What the task asks -
Find the lines holding the string "respecto" in the data, then copy all of them.

Input -
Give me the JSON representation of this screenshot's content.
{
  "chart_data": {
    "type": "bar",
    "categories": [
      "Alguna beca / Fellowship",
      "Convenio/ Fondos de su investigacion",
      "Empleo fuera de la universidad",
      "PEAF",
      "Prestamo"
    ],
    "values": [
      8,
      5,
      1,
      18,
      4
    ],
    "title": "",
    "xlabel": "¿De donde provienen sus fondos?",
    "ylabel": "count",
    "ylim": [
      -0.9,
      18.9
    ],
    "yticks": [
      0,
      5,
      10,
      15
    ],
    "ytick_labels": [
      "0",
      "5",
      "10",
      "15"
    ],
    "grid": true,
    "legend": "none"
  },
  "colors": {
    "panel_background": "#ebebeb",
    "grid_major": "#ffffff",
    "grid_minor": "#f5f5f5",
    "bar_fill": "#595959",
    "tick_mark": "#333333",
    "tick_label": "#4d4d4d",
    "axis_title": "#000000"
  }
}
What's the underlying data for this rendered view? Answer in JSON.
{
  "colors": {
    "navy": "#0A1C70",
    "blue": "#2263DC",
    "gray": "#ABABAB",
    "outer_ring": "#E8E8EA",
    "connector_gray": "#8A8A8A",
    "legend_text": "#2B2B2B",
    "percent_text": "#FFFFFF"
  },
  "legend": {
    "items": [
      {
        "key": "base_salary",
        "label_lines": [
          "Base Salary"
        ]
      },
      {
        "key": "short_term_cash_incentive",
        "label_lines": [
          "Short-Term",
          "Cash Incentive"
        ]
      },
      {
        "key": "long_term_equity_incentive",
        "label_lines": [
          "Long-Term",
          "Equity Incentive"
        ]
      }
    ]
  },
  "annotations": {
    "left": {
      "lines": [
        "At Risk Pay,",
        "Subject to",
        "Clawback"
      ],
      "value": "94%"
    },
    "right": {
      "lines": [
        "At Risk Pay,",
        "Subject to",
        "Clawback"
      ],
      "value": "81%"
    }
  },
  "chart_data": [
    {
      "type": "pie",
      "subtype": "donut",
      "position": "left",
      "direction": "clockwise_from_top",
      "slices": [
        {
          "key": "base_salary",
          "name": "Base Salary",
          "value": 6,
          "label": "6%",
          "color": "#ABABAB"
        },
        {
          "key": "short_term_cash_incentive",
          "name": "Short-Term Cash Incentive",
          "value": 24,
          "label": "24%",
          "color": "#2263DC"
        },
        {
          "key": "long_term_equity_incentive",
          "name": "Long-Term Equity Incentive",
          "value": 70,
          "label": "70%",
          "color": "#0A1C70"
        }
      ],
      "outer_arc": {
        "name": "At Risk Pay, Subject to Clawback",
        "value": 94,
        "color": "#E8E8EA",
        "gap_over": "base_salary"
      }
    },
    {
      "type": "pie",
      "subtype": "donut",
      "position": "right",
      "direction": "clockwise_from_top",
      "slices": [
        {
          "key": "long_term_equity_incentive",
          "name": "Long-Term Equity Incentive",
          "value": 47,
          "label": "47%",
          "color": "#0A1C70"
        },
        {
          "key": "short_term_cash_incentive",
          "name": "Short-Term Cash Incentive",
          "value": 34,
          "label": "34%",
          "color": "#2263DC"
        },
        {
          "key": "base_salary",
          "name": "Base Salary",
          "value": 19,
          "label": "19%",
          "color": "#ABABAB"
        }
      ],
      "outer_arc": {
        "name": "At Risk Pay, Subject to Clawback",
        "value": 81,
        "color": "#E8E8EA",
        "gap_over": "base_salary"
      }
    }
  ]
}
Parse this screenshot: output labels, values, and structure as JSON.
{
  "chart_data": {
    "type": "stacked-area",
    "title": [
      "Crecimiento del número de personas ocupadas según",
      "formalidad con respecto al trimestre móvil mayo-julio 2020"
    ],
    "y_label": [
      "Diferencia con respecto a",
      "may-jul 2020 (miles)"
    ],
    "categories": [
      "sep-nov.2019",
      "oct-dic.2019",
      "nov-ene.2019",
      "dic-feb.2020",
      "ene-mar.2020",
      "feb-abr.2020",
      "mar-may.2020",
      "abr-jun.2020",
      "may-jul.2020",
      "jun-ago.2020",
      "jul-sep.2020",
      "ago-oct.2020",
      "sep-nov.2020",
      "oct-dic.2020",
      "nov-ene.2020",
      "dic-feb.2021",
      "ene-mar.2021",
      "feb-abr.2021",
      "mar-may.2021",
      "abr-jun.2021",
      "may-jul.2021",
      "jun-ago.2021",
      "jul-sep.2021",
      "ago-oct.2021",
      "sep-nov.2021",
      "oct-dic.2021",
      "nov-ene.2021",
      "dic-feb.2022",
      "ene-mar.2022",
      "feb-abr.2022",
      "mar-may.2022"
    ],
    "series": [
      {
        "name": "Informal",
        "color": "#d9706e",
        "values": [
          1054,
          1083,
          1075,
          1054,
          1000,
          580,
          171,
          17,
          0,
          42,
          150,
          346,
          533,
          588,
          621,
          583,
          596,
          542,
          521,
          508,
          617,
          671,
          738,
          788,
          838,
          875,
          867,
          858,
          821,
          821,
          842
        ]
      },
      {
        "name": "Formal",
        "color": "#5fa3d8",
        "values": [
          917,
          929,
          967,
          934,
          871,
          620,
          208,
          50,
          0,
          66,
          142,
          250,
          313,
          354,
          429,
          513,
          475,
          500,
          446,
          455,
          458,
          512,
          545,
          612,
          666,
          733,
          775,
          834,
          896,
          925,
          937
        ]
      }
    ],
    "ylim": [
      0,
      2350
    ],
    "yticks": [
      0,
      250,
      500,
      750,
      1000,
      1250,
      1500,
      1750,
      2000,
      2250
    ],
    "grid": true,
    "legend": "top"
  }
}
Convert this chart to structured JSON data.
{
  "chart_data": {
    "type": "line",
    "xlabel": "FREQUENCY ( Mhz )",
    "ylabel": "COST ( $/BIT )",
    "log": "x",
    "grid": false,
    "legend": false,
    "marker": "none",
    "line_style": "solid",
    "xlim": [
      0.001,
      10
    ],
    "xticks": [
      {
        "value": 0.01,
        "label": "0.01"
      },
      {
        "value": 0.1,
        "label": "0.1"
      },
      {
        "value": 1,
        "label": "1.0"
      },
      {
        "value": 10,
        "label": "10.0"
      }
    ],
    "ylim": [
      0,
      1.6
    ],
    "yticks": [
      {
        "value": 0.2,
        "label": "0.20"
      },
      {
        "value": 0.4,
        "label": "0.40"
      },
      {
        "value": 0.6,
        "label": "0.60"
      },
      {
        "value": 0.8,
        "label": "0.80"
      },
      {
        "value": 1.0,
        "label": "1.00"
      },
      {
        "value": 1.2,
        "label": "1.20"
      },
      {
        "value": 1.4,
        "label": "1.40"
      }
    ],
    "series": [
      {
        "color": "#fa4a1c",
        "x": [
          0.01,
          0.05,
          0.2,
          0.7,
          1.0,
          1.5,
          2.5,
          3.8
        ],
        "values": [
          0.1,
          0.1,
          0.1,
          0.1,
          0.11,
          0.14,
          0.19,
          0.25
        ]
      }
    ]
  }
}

Output -
      "formalidad con respecto al trimestre móvil mayo-julio 2020"
      "Diferencia con respecto a",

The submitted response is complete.